= GIVEN PROBLEM =
Below are some entries; can you quote all of them exactly?

= GIVEN ENTRIES =

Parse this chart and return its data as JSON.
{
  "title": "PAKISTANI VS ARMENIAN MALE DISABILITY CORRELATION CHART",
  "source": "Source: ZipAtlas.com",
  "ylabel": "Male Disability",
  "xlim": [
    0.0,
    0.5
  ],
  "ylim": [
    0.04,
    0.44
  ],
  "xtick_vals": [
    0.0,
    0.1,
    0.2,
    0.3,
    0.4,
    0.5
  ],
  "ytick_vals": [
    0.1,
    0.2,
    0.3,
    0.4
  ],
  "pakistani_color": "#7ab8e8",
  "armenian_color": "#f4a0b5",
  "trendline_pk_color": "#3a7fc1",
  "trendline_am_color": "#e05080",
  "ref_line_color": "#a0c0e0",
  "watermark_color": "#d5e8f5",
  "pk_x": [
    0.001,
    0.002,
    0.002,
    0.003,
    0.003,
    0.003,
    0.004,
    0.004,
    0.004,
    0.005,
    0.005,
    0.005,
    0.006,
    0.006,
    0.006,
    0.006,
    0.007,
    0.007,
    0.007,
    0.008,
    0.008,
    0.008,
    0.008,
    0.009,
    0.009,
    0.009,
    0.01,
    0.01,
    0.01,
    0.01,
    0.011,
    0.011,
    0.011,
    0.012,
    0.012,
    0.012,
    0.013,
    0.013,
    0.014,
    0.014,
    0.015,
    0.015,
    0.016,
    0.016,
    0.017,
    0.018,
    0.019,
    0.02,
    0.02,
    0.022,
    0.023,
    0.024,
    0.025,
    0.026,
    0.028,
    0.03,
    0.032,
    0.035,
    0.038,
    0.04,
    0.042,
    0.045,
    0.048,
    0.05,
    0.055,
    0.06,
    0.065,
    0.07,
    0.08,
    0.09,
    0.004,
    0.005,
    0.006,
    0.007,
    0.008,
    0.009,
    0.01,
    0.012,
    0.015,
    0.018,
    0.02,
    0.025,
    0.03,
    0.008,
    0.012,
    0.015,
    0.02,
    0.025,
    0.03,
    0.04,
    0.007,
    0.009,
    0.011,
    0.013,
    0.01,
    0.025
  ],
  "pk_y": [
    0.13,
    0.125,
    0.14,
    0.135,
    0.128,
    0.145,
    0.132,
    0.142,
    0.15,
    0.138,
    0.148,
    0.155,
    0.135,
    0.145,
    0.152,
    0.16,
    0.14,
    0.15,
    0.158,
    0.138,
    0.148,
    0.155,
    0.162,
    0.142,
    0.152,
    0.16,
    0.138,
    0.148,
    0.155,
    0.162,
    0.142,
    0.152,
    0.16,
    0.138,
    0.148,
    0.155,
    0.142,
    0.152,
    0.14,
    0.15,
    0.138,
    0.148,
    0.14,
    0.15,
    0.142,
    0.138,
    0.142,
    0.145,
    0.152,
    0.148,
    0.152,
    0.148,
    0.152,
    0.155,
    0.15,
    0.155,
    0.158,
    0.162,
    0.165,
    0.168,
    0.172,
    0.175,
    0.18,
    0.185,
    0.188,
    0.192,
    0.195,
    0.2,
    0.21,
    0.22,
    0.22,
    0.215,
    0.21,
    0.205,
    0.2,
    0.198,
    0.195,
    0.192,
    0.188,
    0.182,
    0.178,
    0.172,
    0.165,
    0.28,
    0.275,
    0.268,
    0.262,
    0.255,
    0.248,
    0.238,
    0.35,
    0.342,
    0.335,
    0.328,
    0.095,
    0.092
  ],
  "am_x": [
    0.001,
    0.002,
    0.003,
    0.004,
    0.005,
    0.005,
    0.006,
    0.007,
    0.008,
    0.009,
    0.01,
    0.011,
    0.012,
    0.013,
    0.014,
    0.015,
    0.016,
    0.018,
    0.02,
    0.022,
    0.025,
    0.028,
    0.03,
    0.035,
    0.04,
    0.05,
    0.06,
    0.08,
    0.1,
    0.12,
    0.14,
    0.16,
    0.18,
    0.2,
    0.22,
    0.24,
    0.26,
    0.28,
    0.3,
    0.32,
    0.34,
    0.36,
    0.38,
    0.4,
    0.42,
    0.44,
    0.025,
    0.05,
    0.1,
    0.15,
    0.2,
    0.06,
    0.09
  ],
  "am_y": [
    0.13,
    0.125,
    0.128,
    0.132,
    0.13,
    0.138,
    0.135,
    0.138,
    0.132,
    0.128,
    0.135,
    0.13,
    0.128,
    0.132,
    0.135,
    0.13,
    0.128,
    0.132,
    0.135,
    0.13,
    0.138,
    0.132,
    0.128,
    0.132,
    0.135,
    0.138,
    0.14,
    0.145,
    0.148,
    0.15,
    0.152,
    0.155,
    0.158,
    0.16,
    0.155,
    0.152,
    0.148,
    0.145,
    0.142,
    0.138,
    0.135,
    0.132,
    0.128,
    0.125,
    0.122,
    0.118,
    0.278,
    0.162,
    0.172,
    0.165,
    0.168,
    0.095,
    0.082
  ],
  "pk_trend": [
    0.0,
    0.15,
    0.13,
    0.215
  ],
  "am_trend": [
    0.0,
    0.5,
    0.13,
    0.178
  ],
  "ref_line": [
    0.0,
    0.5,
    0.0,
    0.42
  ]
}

= COMPLETED TASK =
Parse this chart and return its data as JSON.
{
  "title": "PAKISTANI VS ARMENIAN MALE DISABILITY CORRELATION CHART",
  "source": "Source: ZipAtlas.com",
  "ylabel": "Male Disability",
  "xlim": [
    0.0,
    0.5
  ],
  "ylim": [
    0.04,
    0.44
  ],
  "xtick_vals": [
    0.0,
    0.1,
    0.2,
    0.3,
    0.4,
    0.5
  ],
  "ytick_vals": [
    0.1,
    0.2,
    0.3,
    0.4
  ],
  "pakistani_color": "#7ab8e8",
  "armenian_color": "#f4a0b5",
  "trendline_pk_color": "#3a7fc1",
  "trendline_am_color": "#e05080",
  "ref_line_color": "#a0c0e0",
  "watermark_color": "#d5e8f5",
  "pk_x": [
    0.001,
    0.002,
    0.002,
    0.003,
    0.003,
    0.003,
    0.004,
    0.004,
    0.004,
    0.005,
    0.005,
    0.005,
    0.006,
    0.006,
    0.006,
    0.006,
    0.007,
    0.007,
    0.007,
    0.008,
    0.008,
    0.008,
    0.008,
    0.009,
    0.009,
    0.009,
    0.01,
    0.01,
    0.01,
    0.01,
    0.011,
    0.011,
    0.011,
    0.012,
    0.012,
    0.012,
    0.013,
    0.013,
    0.014,
    0.014,
    0.015,
    0.015,
    0.016,
    0.016,
    0.017,
    0.018,
    0.019,
    0.02,
    0.02,
    0.022,
    0.023,
    0.024,
    0.025,
    0.026,
    0.028,
    0.03,
    0.032,
    0.035,
    0.038,
    0.04,
    0.042,
    0.045,
    0.048,
    0.05,
    0.055,
    0.06,
    0.065,
    0.07,
    0.08,
    0.09,
    0.004,
    0.005,
    0.006,
    0.007,
    0.008,
    0.009,
    0.01,
    0.012,
    0.015,
    0.018,
    0.02,
    0.025,
    0.03,
    0.008,
    0.012,
    0.015,
    0.02,
    0.025,
    0.03,
    0.04,
    0.007,
    0.009,
    0.011,
    0.013,
    0.01,
    0.025
  ],
  "pk_y": [
    0.13,
    0.125,
    0.14,
    0.135,
    0.128,
    0.145,
    0.132,
    0.142,
    0.15,
    0.138,
    0.148,
    0.155,
    0.135,
    0.145,
    0.152,
    0.16,
    0.14,
    0.15,
    0.158,
    0.138,
    0.148,
    0.155,
    0.162,
    0.142,
    0.152,
    0.16,
    0.138,
    0.148,
    0.155,
    0.162,
    0.142,
    0.152,
    0.16,
    0.138,
    0.148,
    0.155,
    0.142,
    0.152,
    0.14,
    0.15,
    0.138,
    0.148,
    0.14,
    0.15,
    0.142,
    0.138,
    0.142,
    0.145,
    0.152,
    0.148,
    0.152,
    0.148,
    0.152,
    0.155,
    0.15,
    0.155,
    0.158,
    0.162,
    0.165,
    0.168,
    0.172,
    0.175,
    0.18,
    0.185,
    0.188,
    0.192,
    0.195,
    0.2,
    0.21,
    0.22,
    0.22,
    0.215,
    0.21,
    0.205,
    0.2,
    0.198,
    0.195,
    0.192,
    0.188,
    0.182,
    0.178,
    0.172,
    0.165,
    0.28,
    0.275,
    0.268,
    0.262,
    0.255,
    0.248,
    0.238,
    0.35,
    0.342,
    0.335,
    0.328,
    0.095,
    0.092
  ],
  "am_x": [
    0.001,
    0.002,
    0.003,
    0.004,
    0.005,
    0.005,
    0.006,
    0.007,
    0.008,
    0.009,
    0.01,
    0.011,
    0.012,
    0.013,
    0.014,
    0.015,
    0.016,
    0.018,
    0.02,
    0.022,
    0.025,
    0.028,
    0.03,
    0.035,
    0.04,
    0.05,
    0.06,
    0.08,
    0.1,
    0.12,
    0.14,
    0.16,
    0.18,
    0.2,
    0.22,
    0.24,
    0.26,
    0.28,
    0.3,
    0.32,
    0.34,
    0.36,
    0.38,
    0.4,
    0.42,
    0.44,
    0.025,
    0.05,
    0.1,
    0.15,
    0.2,
    0.06,
    0.09
  ],
  "am_y": [
    0.13,
    0.125,
    0.128,
    0.132,
    0.13,
    0.138,
    0.135,
    0.138,
    0.132,
    0.128,
    0.135,
    0.13,
    0.128,
    0.132,
    0.135,
    0.13,
    0.128,
    0.132,
    0.135,
    0.13,
    0.138,
    0.132,
    0.128,
    0.132,
    0.135,
    0.138,
    0.14,
    0.145,
    0.148,
    0.15,
    0.152,
    0.155,
    0.158,
    0.16,
    0.155,
    0.152,
    0.148,
    0.145,
    0.142,
    0.138,
    0.135,
    0.132,
    0.128,
    0.125,
    0.122,
    0.118,
    0.278,
    0.162,
    0.172,
    0.165,
    0.168,
    0.095,
    0.082
  ],
  "pk_trend": [
    0.0,
    0.15,
    0.13,
    0.215
  ],
  "am_trend": [
    0.0,
    0.5,
    0.13,
    0.178
  ],
  "ref_line": [
    0.0,
    0.5,
    0.0,
    0.42
  ]
}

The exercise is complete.